-- begin --
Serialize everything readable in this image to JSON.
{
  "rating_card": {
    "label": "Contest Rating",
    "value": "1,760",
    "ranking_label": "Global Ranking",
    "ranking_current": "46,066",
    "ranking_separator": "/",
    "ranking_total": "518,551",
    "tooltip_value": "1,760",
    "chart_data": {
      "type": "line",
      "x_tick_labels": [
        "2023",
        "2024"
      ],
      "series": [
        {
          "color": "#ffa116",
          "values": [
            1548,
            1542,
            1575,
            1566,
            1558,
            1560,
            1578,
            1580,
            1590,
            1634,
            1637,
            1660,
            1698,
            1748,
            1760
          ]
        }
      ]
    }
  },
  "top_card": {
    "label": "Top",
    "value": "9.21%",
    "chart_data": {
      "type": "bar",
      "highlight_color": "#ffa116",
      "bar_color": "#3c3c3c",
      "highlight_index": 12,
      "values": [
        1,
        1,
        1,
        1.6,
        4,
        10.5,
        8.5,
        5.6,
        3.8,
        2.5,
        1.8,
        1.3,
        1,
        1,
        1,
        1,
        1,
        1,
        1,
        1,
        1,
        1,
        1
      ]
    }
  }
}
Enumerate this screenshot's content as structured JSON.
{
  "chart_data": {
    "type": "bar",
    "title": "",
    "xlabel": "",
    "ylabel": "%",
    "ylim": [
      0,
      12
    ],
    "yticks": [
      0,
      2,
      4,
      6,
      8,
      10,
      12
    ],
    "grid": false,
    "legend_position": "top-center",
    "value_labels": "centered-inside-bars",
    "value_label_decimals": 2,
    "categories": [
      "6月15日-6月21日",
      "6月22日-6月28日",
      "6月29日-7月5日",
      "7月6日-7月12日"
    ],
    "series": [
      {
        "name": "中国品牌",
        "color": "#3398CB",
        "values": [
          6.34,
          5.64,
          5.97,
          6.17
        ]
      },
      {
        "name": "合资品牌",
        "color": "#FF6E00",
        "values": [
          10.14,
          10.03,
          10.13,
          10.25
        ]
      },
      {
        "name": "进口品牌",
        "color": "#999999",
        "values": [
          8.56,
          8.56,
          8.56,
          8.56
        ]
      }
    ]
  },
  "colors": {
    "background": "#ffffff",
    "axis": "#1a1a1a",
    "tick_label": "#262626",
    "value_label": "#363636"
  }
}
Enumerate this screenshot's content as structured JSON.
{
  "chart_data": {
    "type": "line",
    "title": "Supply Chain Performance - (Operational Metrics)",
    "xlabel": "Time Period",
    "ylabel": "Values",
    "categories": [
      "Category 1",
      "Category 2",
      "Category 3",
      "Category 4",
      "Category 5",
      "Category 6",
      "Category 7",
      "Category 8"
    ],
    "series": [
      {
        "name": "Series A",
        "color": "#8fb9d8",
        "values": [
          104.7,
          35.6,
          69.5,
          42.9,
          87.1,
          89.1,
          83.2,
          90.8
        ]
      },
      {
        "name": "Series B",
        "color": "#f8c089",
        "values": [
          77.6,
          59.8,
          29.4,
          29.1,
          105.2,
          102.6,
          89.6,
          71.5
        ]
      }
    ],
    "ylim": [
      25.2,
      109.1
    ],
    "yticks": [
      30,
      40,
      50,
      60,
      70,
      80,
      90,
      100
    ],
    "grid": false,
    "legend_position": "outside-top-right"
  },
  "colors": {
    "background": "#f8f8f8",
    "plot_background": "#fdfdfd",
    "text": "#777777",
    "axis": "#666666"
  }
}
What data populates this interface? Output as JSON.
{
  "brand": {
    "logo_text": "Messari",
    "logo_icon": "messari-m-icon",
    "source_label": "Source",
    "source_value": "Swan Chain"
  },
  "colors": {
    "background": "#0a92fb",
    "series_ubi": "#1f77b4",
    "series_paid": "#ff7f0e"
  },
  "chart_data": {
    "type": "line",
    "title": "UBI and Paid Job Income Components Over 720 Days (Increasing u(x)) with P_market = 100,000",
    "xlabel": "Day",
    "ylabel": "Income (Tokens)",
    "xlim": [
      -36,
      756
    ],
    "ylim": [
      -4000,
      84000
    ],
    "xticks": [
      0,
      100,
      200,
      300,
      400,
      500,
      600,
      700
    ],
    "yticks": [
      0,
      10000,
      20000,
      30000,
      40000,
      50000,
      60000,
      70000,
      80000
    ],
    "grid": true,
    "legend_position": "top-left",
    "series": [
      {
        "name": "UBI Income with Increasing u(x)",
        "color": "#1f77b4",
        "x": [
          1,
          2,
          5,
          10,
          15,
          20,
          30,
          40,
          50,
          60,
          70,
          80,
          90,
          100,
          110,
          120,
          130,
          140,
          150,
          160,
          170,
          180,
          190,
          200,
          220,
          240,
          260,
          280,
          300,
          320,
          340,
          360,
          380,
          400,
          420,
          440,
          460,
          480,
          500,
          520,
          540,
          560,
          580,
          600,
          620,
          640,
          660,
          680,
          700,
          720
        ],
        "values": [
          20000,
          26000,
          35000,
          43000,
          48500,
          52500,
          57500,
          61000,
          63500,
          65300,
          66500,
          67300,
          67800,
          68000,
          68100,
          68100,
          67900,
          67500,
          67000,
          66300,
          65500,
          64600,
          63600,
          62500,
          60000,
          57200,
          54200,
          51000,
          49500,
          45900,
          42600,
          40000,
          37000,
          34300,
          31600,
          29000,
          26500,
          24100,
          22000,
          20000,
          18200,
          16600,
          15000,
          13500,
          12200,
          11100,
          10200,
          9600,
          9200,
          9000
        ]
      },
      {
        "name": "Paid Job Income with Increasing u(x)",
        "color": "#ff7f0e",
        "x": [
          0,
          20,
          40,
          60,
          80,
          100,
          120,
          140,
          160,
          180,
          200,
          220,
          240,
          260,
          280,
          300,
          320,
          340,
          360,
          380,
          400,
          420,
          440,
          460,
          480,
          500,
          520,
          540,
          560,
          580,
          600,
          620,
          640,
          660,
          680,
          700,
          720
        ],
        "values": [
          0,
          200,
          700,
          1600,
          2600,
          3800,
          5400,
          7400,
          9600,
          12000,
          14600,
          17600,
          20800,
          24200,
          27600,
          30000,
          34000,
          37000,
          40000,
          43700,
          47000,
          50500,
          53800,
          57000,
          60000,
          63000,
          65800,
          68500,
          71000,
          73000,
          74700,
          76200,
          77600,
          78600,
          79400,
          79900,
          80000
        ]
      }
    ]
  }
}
-- end --
## WHAT YOU SHOULD DO
Whichever lines contain the string "with", select and copy them.

## OUTPUT OF THE TASK
    "title": "UBI and Paid Job Income Components Over 720 Days (Increasing u(x)) with P_market = 100,000",
        "name": "UBI Income with Increasing u(x)",
        "name": "Paid Job Income with Increasing u(x)",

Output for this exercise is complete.